• _SET PROBLEM_
Write out the listing beneath this instruction in its entirety, exactly as it reads.

• _MATERIAL PROVIDED_
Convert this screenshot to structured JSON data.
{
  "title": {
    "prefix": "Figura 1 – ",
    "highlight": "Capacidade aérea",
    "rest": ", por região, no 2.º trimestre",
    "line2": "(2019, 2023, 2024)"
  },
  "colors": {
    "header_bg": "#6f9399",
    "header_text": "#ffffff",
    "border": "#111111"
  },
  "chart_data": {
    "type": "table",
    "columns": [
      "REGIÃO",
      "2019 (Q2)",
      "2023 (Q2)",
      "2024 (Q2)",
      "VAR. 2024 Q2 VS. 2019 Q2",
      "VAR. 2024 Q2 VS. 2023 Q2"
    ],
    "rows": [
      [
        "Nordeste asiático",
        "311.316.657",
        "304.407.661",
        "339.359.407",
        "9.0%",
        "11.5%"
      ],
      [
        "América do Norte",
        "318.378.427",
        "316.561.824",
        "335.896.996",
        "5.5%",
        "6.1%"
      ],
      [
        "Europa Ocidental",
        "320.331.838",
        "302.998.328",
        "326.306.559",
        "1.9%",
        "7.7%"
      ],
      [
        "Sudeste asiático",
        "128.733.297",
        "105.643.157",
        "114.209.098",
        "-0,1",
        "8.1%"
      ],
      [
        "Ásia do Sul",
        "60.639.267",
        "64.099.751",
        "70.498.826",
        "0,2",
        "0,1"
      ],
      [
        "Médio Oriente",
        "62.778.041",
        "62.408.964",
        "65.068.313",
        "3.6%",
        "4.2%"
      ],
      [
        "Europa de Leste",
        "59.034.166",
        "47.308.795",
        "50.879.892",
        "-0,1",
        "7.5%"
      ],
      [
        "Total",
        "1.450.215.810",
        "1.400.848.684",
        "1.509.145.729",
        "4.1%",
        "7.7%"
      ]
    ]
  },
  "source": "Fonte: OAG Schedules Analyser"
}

• _WRITTEN ANSWER_
Convert this screenshot to structured JSON data.
{
  "title": {
    "prefix": "Figura 1 – ",
    "highlight": "Capacidade aérea",
    "rest": ", por região, no 2.º trimestre",
    "line2": "(2019, 2023, 2024)"
  },
  "colors": {
    "header_bg": "#6f9399",
    "header_text": "#ffffff",
    "border": "#111111"
  },
  "chart_data": {
    "type": "table",
    "columns": [
      "REGIÃO",
      "2019 (Q2)",
      "2023 (Q2)",
      "2024 (Q2)",
      "VAR. 2024 Q2 VS. 2019 Q2",
      "VAR. 2024 Q2 VS. 2023 Q2"
    ],
    "rows": [
      [
        "Nordeste asiático",
        "311.316.657",
        "304.407.661",
        "339.359.407",
        "9.0%",
        "11.5%"
      ],
      [
        "América do Norte",
        "318.378.427",
        "316.561.824",
        "335.896.996",
        "5.5%",
        "6.1%"
      ],
      [
        "Europa Ocidental",
        "320.331.838",
        "302.998.328",
        "326.306.559",
        "1.9%",
        "7.7%"
      ],
      [
        "Sudeste asiático",
        "128.733.297",
        "105.643.157",
        "114.209.098",
        "-0,1",
        "8.1%"
      ],
      [
        "Ásia do Sul",
        "60.639.267",
        "64.099.751",
        "70.498.826",
        "0,2",
        "0,1"
      ],
      [
        "Médio Oriente",
        "62.778.041",
        "62.408.964",
        "65.068.313",
        "3.6%",
        "4.2%"
      ],
      [
        "Europa de Leste",
        "59.034.166",
        "47.308.795",
        "50.879.892",
        "-0,1",
        "7.5%"
      ],
      [
        "Total",
        "1.450.215.810",
        "1.400.848.684",
        "1.509.145.729",
        "4.1%",
        "7.7%"
      ]
    ]
  },
  "source": "Fonte: OAG Schedules Analyser"
}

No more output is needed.